#### [Data entries]
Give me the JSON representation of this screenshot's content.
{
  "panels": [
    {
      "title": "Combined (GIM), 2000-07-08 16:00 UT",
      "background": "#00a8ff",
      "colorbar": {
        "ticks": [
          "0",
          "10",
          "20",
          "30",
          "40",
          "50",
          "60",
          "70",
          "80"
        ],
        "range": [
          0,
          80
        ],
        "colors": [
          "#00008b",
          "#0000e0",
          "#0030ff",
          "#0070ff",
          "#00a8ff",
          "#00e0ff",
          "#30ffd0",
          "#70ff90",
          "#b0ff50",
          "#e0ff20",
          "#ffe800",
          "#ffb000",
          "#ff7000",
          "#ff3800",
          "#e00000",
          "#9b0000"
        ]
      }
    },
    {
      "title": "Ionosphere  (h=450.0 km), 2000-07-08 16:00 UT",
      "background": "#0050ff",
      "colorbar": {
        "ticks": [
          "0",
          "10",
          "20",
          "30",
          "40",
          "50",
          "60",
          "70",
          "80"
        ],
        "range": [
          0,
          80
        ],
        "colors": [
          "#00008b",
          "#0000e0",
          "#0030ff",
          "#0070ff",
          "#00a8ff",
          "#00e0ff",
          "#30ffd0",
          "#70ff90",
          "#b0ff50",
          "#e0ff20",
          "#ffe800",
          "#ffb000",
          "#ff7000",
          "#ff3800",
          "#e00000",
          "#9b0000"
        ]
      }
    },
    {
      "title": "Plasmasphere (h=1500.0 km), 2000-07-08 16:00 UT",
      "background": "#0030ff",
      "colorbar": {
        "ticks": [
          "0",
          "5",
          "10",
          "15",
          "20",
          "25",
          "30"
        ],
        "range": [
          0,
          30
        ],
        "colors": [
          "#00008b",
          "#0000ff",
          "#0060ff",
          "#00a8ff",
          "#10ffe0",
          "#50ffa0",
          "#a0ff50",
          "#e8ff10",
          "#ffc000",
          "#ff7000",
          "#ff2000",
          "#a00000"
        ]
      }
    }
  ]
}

#### [Task prompt]
Pick out all lines from the data above in which the word "title" appears.

#### [Solution to the exercise]
      "title": "Combined (GIM), 2000-07-08 16:00 UT",
      "title": "Ionosphere  (h=450.0 km), 2000-07-08 16:00 UT",
      "title": "Plasmasphere (h=1500.0 km), 2000-07-08 16:00 UT",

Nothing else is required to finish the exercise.